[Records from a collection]
● ● ● ●

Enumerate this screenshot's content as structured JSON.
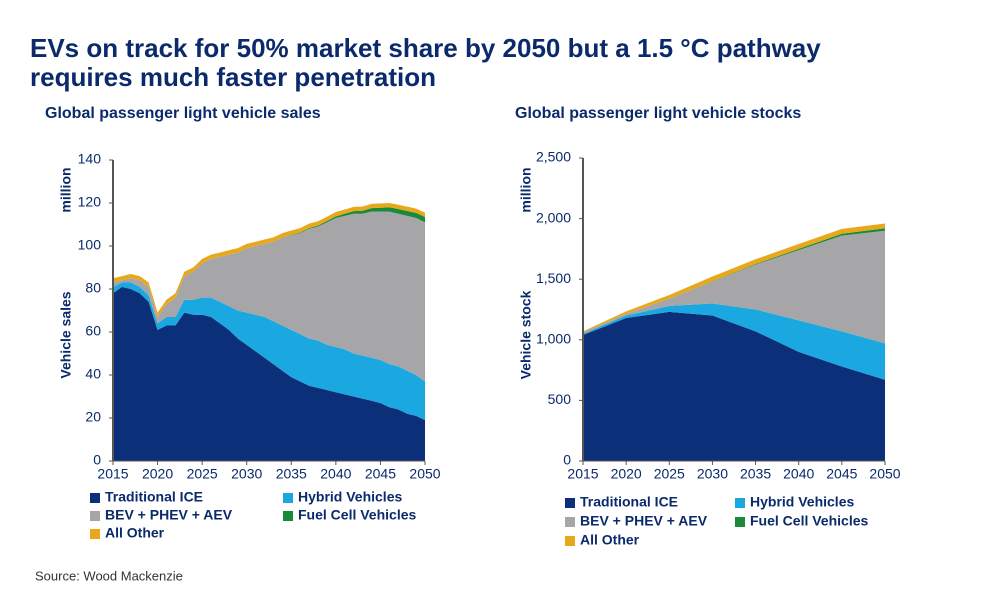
{
  "title_lines": [
    "EVs on track for 50% market share by 2050 but a 1.5 °C pathway",
    "requires much faster penetration"
  ],
  "source": "Source: Wood Mackenzie",
  "chart_data": [
    {
      "type": "stacked_area",
      "title": "Global passenger light vehicle sales",
      "y_label": "Vehicle sales",
      "y_unit": "million",
      "x": [
        2015,
        2016,
        2017,
        2018,
        2019,
        2020,
        2021,
        2022,
        2023,
        2024,
        2025,
        2026,
        2027,
        2028,
        2029,
        2030,
        2031,
        2032,
        2033,
        2034,
        2035,
        2036,
        2037,
        2038,
        2039,
        2040,
        2041,
        2042,
        2043,
        2044,
        2045,
        2046,
        2047,
        2048,
        2049,
        2050
      ],
      "xlim": [
        2015,
        2050
      ],
      "xticks": [
        2015,
        2020,
        2025,
        2030,
        2035,
        2040,
        2045,
        2050
      ],
      "ylim": [
        0,
        140
      ],
      "yticks": [
        0,
        20,
        40,
        60,
        80,
        100,
        120,
        140
      ],
      "series": [
        {
          "name": "Traditional ICE",
          "color": "#0b3079",
          "values": [
            78,
            81,
            80,
            78,
            74,
            61,
            63,
            63,
            69,
            68,
            68,
            67,
            64,
            61,
            57,
            54,
            51,
            48,
            45,
            42,
            39,
            37,
            35,
            34,
            33,
            32,
            31,
            30,
            29,
            28,
            27,
            25,
            24,
            22,
            21,
            19
          ]
        },
        {
          "name": "Hybrid Vehicles",
          "color": "#1ba8e0",
          "values": [
            3,
            2,
            3,
            3,
            3,
            3,
            4,
            4,
            6,
            7,
            8,
            9,
            10,
            11,
            13,
            15,
            17,
            19,
            20,
            21,
            22,
            22,
            22,
            22,
            21,
            21,
            21,
            20,
            20,
            20,
            20,
            20,
            20,
            20,
            19,
            18
          ]
        },
        {
          "name": "BEV + PHEV + AEV",
          "color": "#a6a6a8",
          "values": [
            2,
            1,
            2,
            3,
            4,
            3,
            6,
            9,
            11,
            13,
            16,
            18,
            21,
            24,
            27,
            30,
            32,
            34,
            37,
            41,
            44,
            47,
            51,
            53,
            57,
            60,
            62,
            65,
            66,
            68,
            69,
            71,
            71,
            72,
            73,
            74
          ]
        },
        {
          "name": "Fuel Cell Vehicles",
          "color": "#1a8a3a",
          "values": [
            0,
            0,
            0,
            0,
            0,
            0,
            0,
            0,
            0,
            0,
            0,
            0,
            0,
            0,
            0,
            0,
            0,
            0,
            0,
            0,
            0.2,
            0.3,
            0.4,
            0.5,
            0.6,
            0.8,
            1,
            1.2,
            1.4,
            1.6,
            1.8,
            2,
            2.2,
            2.3,
            2.4,
            2.5
          ]
        },
        {
          "name": "All Other",
          "color": "#e8a81c",
          "values": [
            2,
            2,
            2,
            2,
            2,
            2,
            2,
            2,
            2,
            2,
            2,
            2,
            2,
            2,
            2,
            2,
            2,
            2,
            2,
            2,
            2,
            2,
            2,
            2,
            2,
            2,
            2,
            2,
            2,
            2,
            2,
            2,
            2,
            2,
            2,
            2
          ]
        }
      ]
    },
    {
      "type": "stacked_area",
      "title": "Global passenger light vehicle stocks",
      "y_label": "Vehicle stock",
      "y_unit": "million",
      "x": [
        2015,
        2020,
        2025,
        2030,
        2035,
        2040,
        2045,
        2050
      ],
      "xlim": [
        2015,
        2050
      ],
      "xticks": [
        2015,
        2020,
        2025,
        2030,
        2035,
        2040,
        2045,
        2050
      ],
      "ylim": [
        0,
        2500
      ],
      "yticks": [
        0,
        500,
        {
          "value": 1000,
          "label": "1,000"
        },
        {
          "value": 1500,
          "label": "1,500"
        },
        {
          "value": 2000,
          "label": "2,000"
        },
        {
          "value": 2500,
          "label": "2,500"
        }
      ],
      "series": [
        {
          "name": "Traditional ICE",
          "color": "#0b3079",
          "values": [
            1040,
            1180,
            1230,
            1200,
            1070,
            900,
            780,
            670
          ]
        },
        {
          "name": "Hybrid Vehicles",
          "color": "#1ba8e0",
          "values": [
            10,
            20,
            50,
            100,
            180,
            260,
            290,
            300
          ]
        },
        {
          "name": "BEV + PHEV + AEV",
          "color": "#a6a6a8",
          "values": [
            10,
            15,
            60,
            180,
            370,
            580,
            790,
            930
          ]
        },
        {
          "name": "Fuel Cell Vehicles",
          "color": "#1a8a3a",
          "values": [
            0,
            0,
            0,
            2,
            5,
            10,
            15,
            20
          ]
        },
        {
          "name": "All Other",
          "color": "#e8a81c",
          "values": [
            10,
            20,
            30,
            40,
            40,
            40,
            40,
            40
          ]
        }
      ]
    }
  ]
}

● ● ● ●

> _What to do_:
Please write out all of the material above without changing a word, and omit any pictures.

> _Correct answer_:
Enumerate this screenshot's content as structured JSON.
{
  "title_lines": [
    "EVs on track for 50% market share by 2050 but a 1.5 °C pathway",
    "requires much faster penetration"
  ],
  "source": "Source: Wood Mackenzie",
  "chart_data": [
    {
      "type": "stacked_area",
      "title": "Global passenger light vehicle sales",
      "y_label": "Vehicle sales",
      "y_unit": "million",
      "x": [
        2015,
        2016,
        2017,
        2018,
        2019,
        2020,
        2021,
        2022,
        2023,
        2024,
        2025,
        2026,
        2027,
        2028,
        2029,
        2030,
        2031,
        2032,
        2033,
        2034,
        2035,
        2036,
        2037,
        2038,
        2039,
        2040,
        2041,
        2042,
        2043,
        2044,
        2045,
        2046,
        2047,
        2048,
        2049,
        2050
      ],
      "xlim": [
        2015,
        2050
      ],
      "xticks": [
        2015,
        2020,
        2025,
        2030,
        2035,
        2040,
        2045,
        2050
      ],
      "ylim": [
        0,
        140
      ],
      "yticks": [
        0,
        20,
        40,
        60,
        80,
        100,
        120,
        140
      ],
      "series": [
        {
          "name": "Traditional ICE",
          "color": "#0b3079",
          "values": [
            78,
            81,
            80,
            78,
            74,
            61,
            63,
            63,
            69,
            68,
            68,
            67,
            64,
            61,
            57,
            54,
            51,
            48,
            45,
            42,
            39,
            37,
            35,
            34,
            33,
            32,
            31,
            30,
            29,
            28,
            27,
            25,
            24,
            22,
            21,
            19
          ]
        },
        {
          "name": "Hybrid Vehicles",
          "color": "#1ba8e0",
          "values": [
            3,
            2,
            3,
            3,
            3,
            3,
            4,
            4,
            6,
            7,
            8,
            9,
            10,
            11,
            13,
            15,
            17,
            19,
            20,
            21,
            22,
            22,
            22,
            22,
            21,
            21,
            21,
            20,
            20,
            20,
            20,
            20,
            20,
            20,
            19,
            18
          ]
        },
        {
          "name": "BEV + PHEV + AEV",
          "color": "#a6a6a8",
          "values": [
            2,
            1,
            2,
            3,
            4,
            3,
            6,
            9,
            11,
            13,
            16,
            18,
            21,
            24,
            27,
            30,
            32,
            34,
            37,
            41,
            44,
            47,
            51,
            53,
            57,
            60,
            62,
            65,
            66,
            68,
            69,
            71,
            71,
            72,
            73,
            74
          ]
        },
        {
          "name": "Fuel Cell Vehicles",
          "color": "#1a8a3a",
          "values": [
            0,
            0,
            0,
            0,
            0,
            0,
            0,
            0,
            0,
            0,
            0,
            0,
            0,
            0,
            0,
            0,
            0,
            0,
            0,
            0,
            0.2,
            0.3,
            0.4,
            0.5,
            0.6,
            0.8,
            1,
            1.2,
            1.4,
            1.6,
            1.8,
            2,
            2.2,
            2.3,
            2.4,
            2.5
          ]
        },
        {
          "name": "All Other",
          "color": "#e8a81c",
          "values": [
            2,
            2,
            2,
            2,
            2,
            2,
            2,
            2,
            2,
            2,
            2,
            2,
            2,
            2,
            2,
            2,
            2,
            2,
            2,
            2,
            2,
            2,
            2,
            2,
            2,
            2,
            2,
            2,
            2,
            2,
            2,
            2,
            2,
            2,
            2,
            2
          ]
        }
      ]
    },
    {
      "type": "stacked_area",
      "title": "Global passenger light vehicle stocks",
      "y_label": "Vehicle stock",
      "y_unit": "million",
      "x": [
        2015,
        2020,
        2025,
        2030,
        2035,
        2040,
        2045,
        2050
      ],
      "xlim": [
        2015,
        2050
      ],
      "xticks": [
        2015,
        2020,
        2025,
        2030,
        2035,
        2040,
        2045,
        2050
      ],
      "ylim": [
        0,
        2500
      ],
      "yticks": [
        0,
        500,
        {
          "value": 1000,
          "label": "1,000"
        },
        {
          "value": 1500,
          "label": "1,500"
        },
        {
          "value": 2000,
          "label": "2,000"
        },
        {
          "value": 2500,
          "label": "2,500"
        }
      ],
      "series": [
        {
          "name": "Traditional ICE",
          "color": "#0b3079",
          "values": [
            1040,
            1180,
            1230,
            1200,
            1070,
            900,
            780,
            670
          ]
        },
        {
          "name": "Hybrid Vehicles",
          "color": "#1ba8e0",
          "values": [
            10,
            20,
            50,
            100,
            180,
            260,
            290,
            300
          ]
        },
        {
          "name": "BEV + PHEV + AEV",
          "color": "#a6a6a8",
          "values": [
            10,
            15,
            60,
            180,
            370,
            580,
            790,
            930
          ]
        },
        {
          "name": "Fuel Cell Vehicles",
          "color": "#1a8a3a",
          "values": [
            0,
            0,
            0,
            2,
            5,
            10,
            15,
            20
          ]
        },
        {
          "name": "All Other",
          "color": "#e8a81c",
          "values": [
            10,
            20,
            30,
            40,
            40,
            40,
            40,
            40
          ]
        }
      ]
    }
  ]
}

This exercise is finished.